### TO BE DONE
Locate all lines with the word "Find". Copy them.

### AVAILABLE DATA
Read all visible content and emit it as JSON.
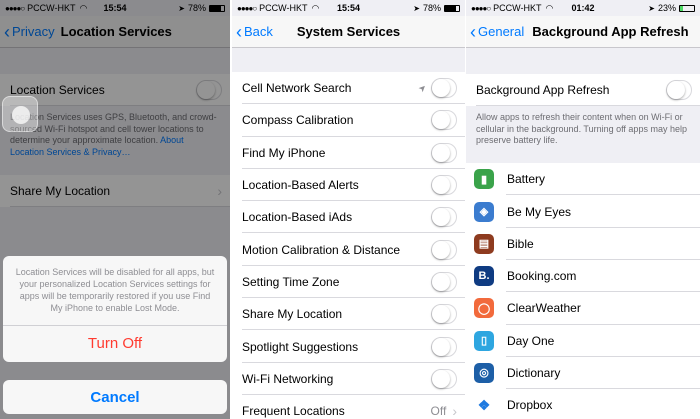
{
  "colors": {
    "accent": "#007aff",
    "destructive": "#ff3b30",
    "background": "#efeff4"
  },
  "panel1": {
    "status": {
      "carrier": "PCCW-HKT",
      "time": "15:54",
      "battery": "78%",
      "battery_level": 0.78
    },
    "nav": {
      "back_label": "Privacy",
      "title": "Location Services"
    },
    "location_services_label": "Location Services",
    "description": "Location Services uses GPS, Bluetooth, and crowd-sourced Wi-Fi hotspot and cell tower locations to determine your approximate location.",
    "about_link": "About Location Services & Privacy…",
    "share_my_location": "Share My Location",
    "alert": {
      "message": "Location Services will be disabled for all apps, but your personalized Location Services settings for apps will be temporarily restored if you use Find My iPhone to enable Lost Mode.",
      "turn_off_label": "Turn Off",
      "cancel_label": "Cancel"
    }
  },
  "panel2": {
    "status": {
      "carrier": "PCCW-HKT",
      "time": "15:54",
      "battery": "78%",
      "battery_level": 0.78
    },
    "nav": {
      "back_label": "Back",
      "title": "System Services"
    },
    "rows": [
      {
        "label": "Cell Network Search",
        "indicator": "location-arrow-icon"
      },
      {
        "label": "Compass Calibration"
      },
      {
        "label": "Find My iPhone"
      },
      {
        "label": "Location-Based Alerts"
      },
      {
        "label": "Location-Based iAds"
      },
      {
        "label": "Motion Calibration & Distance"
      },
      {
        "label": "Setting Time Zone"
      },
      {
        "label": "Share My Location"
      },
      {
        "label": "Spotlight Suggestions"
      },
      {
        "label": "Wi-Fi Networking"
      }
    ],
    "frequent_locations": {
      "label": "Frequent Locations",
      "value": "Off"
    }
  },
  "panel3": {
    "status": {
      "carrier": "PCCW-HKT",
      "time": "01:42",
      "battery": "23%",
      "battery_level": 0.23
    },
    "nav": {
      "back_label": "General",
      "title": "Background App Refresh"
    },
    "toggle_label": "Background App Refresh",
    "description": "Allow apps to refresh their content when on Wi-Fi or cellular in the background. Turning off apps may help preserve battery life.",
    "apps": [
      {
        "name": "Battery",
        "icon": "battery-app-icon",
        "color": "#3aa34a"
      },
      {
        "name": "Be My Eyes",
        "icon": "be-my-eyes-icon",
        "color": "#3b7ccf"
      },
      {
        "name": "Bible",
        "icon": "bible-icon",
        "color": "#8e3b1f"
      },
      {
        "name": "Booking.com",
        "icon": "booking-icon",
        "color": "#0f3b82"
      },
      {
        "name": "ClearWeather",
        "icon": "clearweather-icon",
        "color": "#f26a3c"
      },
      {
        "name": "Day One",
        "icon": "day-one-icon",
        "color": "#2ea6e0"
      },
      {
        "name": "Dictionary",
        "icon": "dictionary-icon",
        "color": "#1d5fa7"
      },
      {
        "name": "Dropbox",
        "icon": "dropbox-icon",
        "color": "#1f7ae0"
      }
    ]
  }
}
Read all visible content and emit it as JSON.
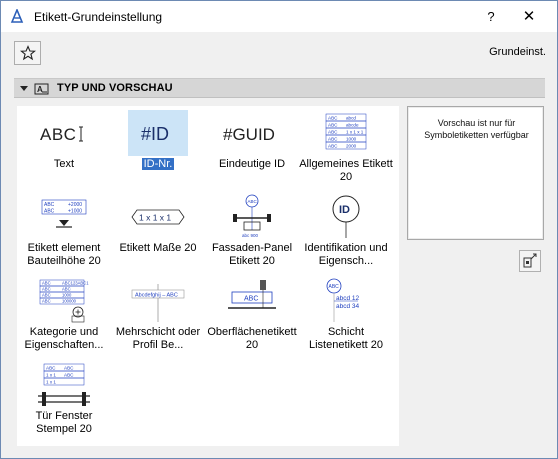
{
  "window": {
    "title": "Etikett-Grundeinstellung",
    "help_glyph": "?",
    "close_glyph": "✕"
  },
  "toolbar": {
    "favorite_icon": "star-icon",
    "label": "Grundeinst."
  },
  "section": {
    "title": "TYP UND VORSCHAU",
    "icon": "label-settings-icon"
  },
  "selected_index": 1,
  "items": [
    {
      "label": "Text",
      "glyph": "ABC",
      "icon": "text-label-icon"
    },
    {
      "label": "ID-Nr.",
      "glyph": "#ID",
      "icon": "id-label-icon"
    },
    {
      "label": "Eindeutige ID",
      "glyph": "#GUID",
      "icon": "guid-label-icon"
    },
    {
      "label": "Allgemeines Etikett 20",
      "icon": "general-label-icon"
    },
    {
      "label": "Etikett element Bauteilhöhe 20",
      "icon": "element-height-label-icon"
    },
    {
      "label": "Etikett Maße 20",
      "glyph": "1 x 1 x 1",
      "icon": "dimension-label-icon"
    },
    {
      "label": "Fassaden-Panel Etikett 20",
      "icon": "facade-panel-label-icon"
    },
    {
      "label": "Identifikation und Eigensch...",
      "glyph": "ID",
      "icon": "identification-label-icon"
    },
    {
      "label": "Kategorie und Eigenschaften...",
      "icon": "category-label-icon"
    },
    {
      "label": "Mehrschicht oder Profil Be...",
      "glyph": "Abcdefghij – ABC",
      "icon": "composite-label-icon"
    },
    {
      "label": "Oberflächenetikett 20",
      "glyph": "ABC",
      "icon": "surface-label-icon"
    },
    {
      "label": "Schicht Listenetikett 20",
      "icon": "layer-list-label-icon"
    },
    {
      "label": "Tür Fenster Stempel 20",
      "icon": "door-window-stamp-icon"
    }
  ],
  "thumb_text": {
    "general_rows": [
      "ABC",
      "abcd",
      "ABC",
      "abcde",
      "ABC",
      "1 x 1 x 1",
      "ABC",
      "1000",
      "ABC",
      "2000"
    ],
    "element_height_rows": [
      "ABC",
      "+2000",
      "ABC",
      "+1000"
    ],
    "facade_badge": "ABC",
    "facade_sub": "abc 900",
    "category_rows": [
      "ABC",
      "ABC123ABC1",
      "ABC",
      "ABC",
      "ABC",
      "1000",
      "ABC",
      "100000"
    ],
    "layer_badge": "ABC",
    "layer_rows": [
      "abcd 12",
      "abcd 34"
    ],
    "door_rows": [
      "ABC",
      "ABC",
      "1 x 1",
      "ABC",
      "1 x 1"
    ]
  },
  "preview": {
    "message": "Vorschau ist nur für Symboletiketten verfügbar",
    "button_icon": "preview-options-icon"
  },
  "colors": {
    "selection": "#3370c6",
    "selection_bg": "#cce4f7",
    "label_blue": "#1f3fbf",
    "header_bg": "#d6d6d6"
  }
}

### EXERCISE ANSWER
      "message": "Location Services will be disabled for all apps, but your personalized Location Services settings for apps will be temporarily restored if you use Find My iPhone to enable Lost Mode.",
        "label": "Find My iPhone"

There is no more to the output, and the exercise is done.